[Your task]
Gather every line in the listing below that contains the string "variable", and reproduce each such line in full.
[start Records for the exercise]
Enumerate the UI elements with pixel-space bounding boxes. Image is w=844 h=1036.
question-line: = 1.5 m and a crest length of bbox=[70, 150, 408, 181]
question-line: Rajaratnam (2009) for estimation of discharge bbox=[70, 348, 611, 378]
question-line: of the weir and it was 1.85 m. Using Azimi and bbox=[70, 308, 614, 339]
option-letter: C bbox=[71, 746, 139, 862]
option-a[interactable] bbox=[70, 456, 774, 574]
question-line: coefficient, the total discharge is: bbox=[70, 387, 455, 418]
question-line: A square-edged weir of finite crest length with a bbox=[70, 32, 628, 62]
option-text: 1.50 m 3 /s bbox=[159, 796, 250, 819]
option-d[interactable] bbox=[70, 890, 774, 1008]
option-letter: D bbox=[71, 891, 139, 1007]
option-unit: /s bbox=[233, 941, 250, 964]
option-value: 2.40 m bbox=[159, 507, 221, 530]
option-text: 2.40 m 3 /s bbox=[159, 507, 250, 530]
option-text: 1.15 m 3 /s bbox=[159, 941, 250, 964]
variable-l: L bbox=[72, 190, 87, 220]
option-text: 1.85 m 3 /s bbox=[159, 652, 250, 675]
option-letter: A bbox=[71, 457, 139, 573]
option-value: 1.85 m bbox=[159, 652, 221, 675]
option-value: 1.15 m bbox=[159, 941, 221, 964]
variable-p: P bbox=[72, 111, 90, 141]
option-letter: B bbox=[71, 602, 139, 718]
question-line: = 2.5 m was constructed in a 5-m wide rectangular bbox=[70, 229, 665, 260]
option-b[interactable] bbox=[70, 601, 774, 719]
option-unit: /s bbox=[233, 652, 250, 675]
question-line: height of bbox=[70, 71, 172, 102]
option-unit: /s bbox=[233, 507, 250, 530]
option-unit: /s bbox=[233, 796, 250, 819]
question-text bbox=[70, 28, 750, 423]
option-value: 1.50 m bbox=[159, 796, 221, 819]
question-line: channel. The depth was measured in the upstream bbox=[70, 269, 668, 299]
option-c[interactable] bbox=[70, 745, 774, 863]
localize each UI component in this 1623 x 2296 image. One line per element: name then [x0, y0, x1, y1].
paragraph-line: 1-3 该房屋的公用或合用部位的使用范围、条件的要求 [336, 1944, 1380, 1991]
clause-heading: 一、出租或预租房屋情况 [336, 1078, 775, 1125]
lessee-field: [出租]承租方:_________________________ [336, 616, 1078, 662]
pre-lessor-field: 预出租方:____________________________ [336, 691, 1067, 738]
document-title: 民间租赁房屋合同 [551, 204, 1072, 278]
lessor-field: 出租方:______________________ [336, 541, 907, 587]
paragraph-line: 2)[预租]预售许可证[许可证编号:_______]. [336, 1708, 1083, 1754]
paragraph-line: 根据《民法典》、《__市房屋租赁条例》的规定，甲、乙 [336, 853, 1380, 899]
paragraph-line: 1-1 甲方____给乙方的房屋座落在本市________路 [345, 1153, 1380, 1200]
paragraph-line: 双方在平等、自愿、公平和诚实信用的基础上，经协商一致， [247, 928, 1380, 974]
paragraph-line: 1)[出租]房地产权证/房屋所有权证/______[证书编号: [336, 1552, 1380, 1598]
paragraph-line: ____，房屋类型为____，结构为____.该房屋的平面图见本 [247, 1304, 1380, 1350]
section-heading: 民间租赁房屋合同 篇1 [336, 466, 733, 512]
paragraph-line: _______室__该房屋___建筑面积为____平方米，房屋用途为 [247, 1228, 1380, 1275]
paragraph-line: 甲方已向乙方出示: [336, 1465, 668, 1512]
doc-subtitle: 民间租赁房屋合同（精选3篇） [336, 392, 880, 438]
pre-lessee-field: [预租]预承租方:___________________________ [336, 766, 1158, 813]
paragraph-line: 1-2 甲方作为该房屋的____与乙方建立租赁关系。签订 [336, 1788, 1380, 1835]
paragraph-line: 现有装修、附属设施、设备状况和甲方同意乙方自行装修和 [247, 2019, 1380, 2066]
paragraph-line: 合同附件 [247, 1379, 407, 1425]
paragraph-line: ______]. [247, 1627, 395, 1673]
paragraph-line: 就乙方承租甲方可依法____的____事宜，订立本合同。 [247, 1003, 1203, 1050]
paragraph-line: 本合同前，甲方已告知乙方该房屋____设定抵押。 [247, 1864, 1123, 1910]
[end Records for the exercise]
[Result of this task]
variable-l: L bbox=[72, 190, 87, 220]
variable-p: P bbox=[72, 111, 90, 141]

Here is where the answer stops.